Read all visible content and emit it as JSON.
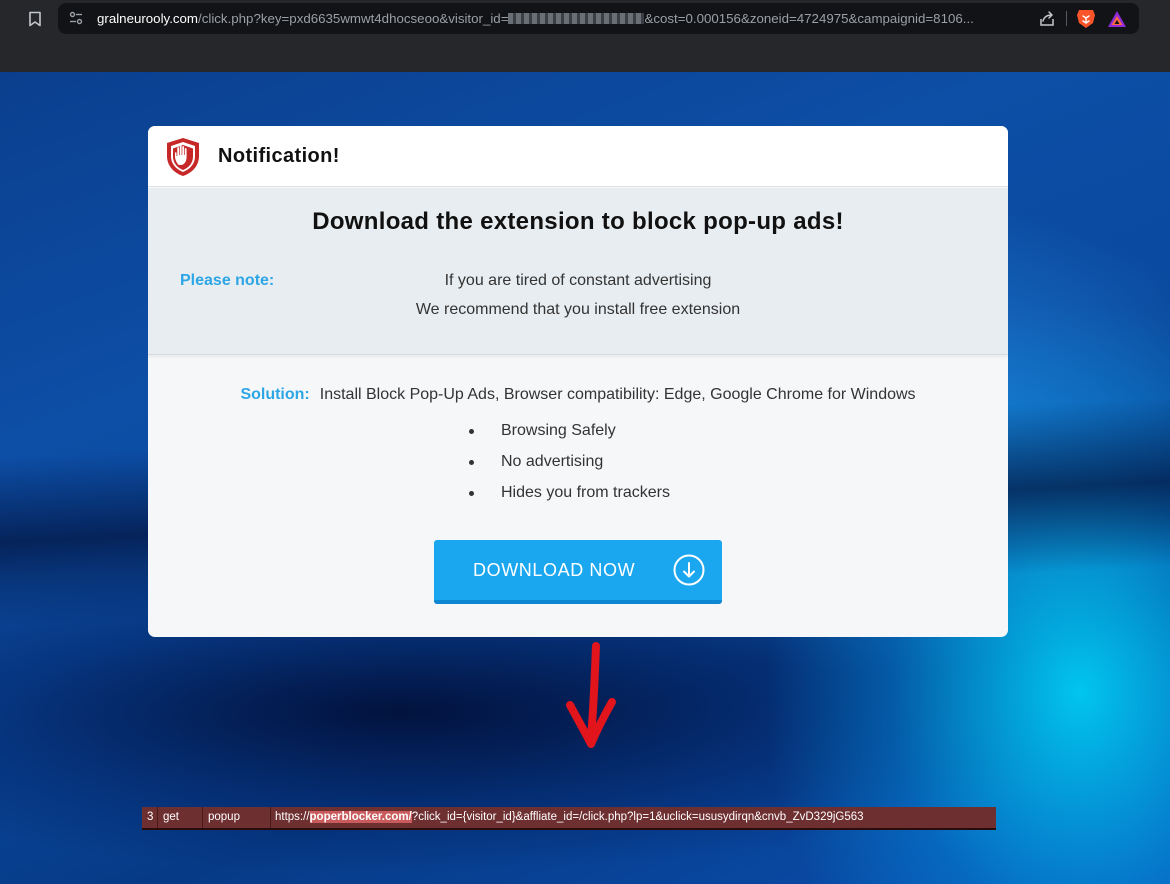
{
  "browser": {
    "url_host": "gralneurooly.com",
    "url_path_before_redaction": "/click.php?key=pxd6635wmwt4dhocseoo&visitor_id=",
    "url_path_after_redaction": "&cost=0.000156&zoneid=4724975&campaignid=8106..."
  },
  "modal": {
    "title": "Notification!",
    "headline": "Download the extension to block pop-up ads!",
    "note_label": "Please note:",
    "note_line1": "If you are tired of constant advertising",
    "note_line2": "We recommend that you install free extension",
    "solution_label": "Solution:",
    "solution_text": "Install Block Pop-Up Ads, Browser compatibility: Edge, Google Chrome for Windows",
    "features": [
      "Browsing Safely",
      "No advertising",
      "Hides you from trackers"
    ],
    "download_label": "DOWNLOAD NOW"
  },
  "log": {
    "index": "3",
    "method": "get",
    "type": "popup",
    "url_prefix": "https://",
    "url_domain": "poperblocker.com/",
    "url_rest": "?click_id={visitor_id}&affliate_id=/click.php?lp=1&uclick=ususydirqn&cnvb_ZvD329jG563"
  },
  "colors": {
    "accent_blue": "#1ba6f0",
    "label_blue": "#2ea6e6",
    "shield_red": "#c62828",
    "arrow_red": "#e2141c",
    "log_background": "#6e2f31"
  },
  "icons": {
    "bookmark": "bookmark-icon",
    "site_settings": "site-settings-icon",
    "share": "share-icon",
    "brave": "brave-lion-icon",
    "rewards": "brave-rewards-icon",
    "shield": "shield-hand-icon",
    "download": "download-circle-icon",
    "arrow": "red-down-arrow"
  }
}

────────────────────────────────────────

Directive ->
Pictures stay out; repeat all the rest of the records exactly.

Solution for this exercise ->
Read all visible content and emit it as JSON.
{
  "browser": {
    "url_host": "gralneurooly.com",
    "url_path_before_redaction": "/click.php?key=pxd6635wmwt4dhocseoo&visitor_id=",
    "url_path_after_redaction": "&cost=0.000156&zoneid=4724975&campaignid=8106..."
  },
  "modal": {
    "title": "Notification!",
    "headline": "Download the extension to block pop-up ads!",
    "note_label": "Please note:",
    "note_line1": "If you are tired of constant advertising",
    "note_line2": "We recommend that you install free extension",
    "solution_label": "Solution:",
    "solution_text": "Install Block Pop-Up Ads, Browser compatibility: Edge, Google Chrome for Windows",
    "features": [
      "Browsing Safely",
      "No advertising",
      "Hides you from trackers"
    ],
    "download_label": "DOWNLOAD NOW"
  },
  "log": {
    "index": "3",
    "method": "get",
    "type": "popup",
    "url_prefix": "https://",
    "url_domain": "poperblocker.com/",
    "url_rest": "?click_id={visitor_id}&affliate_id=/click.php?lp=1&uclick=ususydirqn&cnvb_ZvD329jG563"
  },
  "colors": {
    "accent_blue": "#1ba6f0",
    "label_blue": "#2ea6e6",
    "shield_red": "#c62828",
    "arrow_red": "#e2141c",
    "log_background": "#6e2f31"
  },
  "icons": {
    "bookmark": "bookmark-icon",
    "site_settings": "site-settings-icon",
    "share": "share-icon",
    "brave": "brave-lion-icon",
    "rewards": "brave-rewards-icon",
    "shield": "shield-hand-icon",
    "download": "download-circle-icon",
    "arrow": "red-down-arrow"
  }
}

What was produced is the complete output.